Return, verbatim, the stretch from the start of the records through the line containing "legend-label: RFC Return Loss(RFC to RF2", including that line.

--- Data extract ---

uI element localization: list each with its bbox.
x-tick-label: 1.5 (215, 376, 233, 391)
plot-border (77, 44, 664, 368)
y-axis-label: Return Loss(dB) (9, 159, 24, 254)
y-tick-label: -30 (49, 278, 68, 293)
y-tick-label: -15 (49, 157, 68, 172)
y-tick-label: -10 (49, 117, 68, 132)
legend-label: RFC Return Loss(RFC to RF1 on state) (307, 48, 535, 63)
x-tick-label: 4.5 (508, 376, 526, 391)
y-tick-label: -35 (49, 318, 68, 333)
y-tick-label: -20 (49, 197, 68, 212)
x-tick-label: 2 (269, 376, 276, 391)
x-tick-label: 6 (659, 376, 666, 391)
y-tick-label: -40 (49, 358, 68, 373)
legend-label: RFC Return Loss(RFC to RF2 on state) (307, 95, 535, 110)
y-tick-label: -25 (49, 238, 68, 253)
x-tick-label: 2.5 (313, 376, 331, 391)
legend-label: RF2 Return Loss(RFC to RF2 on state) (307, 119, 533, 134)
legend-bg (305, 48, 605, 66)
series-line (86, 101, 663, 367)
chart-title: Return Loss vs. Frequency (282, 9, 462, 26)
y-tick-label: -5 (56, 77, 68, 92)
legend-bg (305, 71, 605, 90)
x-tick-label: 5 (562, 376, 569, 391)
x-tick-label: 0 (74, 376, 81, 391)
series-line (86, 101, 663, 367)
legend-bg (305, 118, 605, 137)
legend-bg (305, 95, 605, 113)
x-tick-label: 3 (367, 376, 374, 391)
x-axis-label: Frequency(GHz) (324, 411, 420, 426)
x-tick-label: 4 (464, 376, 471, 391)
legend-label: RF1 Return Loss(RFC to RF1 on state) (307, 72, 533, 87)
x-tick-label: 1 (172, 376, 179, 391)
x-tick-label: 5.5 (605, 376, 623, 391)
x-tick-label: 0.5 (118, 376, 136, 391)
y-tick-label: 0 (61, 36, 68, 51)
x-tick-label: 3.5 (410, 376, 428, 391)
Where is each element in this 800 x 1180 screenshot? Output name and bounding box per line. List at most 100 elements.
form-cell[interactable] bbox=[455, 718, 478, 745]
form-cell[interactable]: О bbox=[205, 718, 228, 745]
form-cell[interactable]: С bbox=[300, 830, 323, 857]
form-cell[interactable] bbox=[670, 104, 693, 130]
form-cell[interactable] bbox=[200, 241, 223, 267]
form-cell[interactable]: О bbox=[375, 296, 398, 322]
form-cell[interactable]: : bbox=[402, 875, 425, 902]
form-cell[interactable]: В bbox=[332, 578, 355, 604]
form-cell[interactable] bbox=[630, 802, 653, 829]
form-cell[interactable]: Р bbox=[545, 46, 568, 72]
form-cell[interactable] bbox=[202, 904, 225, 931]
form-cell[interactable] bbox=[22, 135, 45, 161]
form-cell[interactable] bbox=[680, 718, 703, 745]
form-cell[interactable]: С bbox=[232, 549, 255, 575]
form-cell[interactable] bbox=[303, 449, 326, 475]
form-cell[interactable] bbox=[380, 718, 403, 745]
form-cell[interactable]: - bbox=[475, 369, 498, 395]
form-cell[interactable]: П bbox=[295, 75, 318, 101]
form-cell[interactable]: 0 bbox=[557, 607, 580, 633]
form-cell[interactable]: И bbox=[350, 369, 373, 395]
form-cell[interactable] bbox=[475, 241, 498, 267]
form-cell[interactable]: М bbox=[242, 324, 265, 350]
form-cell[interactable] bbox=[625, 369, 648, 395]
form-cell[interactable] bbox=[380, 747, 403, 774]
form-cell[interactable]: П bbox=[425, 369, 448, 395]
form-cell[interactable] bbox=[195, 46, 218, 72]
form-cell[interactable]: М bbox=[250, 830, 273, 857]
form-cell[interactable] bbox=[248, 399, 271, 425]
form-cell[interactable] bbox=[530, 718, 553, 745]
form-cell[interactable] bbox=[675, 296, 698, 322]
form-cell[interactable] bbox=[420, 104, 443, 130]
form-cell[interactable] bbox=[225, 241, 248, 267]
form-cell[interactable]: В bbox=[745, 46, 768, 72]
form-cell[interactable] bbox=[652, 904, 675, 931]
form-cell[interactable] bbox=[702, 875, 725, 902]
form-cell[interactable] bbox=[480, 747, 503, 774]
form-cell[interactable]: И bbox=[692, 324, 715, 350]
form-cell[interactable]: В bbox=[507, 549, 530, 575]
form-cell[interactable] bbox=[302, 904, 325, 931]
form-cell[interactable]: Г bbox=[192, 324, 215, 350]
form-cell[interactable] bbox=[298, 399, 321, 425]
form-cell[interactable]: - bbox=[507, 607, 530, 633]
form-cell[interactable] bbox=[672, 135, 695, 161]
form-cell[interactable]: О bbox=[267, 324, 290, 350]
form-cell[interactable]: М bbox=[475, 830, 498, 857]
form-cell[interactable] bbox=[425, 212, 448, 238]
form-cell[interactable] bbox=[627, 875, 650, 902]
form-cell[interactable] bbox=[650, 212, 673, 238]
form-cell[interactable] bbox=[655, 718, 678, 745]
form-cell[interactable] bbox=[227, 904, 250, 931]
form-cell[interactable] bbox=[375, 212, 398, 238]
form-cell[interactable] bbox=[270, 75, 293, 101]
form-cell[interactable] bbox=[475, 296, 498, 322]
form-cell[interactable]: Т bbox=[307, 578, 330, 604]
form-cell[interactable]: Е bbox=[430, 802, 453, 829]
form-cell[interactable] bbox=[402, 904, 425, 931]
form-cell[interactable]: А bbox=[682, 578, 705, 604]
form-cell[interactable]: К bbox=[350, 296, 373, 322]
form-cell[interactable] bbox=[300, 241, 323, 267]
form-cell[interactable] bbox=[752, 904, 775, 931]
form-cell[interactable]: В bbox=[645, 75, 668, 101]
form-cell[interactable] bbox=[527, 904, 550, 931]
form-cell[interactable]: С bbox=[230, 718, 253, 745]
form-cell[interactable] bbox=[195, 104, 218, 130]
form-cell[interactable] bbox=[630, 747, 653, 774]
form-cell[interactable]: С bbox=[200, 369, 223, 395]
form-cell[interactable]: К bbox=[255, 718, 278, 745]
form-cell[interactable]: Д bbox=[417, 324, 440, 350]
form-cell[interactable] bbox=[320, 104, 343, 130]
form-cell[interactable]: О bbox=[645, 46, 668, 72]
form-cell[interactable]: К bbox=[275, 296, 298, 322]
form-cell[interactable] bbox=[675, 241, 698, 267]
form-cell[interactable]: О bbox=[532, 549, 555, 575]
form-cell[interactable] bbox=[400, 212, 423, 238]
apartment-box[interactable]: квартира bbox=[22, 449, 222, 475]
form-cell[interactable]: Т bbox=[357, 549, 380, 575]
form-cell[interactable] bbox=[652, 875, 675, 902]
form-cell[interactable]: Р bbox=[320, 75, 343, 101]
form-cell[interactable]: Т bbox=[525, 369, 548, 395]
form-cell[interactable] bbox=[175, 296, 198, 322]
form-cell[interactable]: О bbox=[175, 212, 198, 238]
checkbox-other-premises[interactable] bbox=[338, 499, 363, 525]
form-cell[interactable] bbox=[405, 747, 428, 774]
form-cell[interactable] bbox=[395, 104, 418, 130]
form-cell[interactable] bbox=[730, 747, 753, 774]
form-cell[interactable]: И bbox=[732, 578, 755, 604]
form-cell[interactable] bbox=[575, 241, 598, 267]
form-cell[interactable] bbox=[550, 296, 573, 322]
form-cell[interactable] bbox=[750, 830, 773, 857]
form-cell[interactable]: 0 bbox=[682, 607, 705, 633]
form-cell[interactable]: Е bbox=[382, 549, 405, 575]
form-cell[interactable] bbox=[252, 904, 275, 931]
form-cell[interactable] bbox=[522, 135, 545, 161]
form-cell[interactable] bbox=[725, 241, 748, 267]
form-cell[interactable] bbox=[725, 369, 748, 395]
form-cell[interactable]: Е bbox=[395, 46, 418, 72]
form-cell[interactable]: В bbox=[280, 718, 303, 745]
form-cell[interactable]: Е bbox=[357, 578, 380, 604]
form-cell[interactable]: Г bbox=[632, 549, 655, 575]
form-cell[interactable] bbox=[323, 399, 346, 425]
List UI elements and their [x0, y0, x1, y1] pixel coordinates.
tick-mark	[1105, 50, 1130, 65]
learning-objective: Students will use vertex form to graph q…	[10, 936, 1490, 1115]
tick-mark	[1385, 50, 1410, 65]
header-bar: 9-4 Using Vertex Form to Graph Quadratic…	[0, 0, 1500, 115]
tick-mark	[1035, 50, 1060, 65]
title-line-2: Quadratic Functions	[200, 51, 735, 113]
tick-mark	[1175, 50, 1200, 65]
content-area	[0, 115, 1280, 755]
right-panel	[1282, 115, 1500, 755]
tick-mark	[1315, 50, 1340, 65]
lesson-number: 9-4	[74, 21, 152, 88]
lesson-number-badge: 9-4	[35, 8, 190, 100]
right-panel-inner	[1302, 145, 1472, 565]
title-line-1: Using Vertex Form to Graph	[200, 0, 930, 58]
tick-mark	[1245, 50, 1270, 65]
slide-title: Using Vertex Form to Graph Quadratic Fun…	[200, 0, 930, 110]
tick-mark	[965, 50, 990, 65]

---

Exercise solution:
uI element localization: list each with its bbox.
x-tick-label: 1.5 (215, 376, 233, 391)
plot-border (77, 44, 664, 368)
y-axis-label: Return Loss(dB) (9, 159, 24, 254)
y-tick-label: -30 (49, 278, 68, 293)
y-tick-label: -15 (49, 157, 68, 172)
y-tick-label: -10 (49, 117, 68, 132)
legend-label: RFC Return Loss(RFC to RF1 on state) (307, 48, 535, 63)
x-tick-label: 4.5 (508, 376, 526, 391)
y-tick-label: -35 (49, 318, 68, 333)
y-tick-label: -20 (49, 197, 68, 212)
x-tick-label: 2 (269, 376, 276, 391)
x-tick-label: 6 (659, 376, 666, 391)
y-tick-label: -40 (49, 358, 68, 373)
legend-label: RFC Return Loss(RFC to RF2 on state) (307, 95, 535, 110)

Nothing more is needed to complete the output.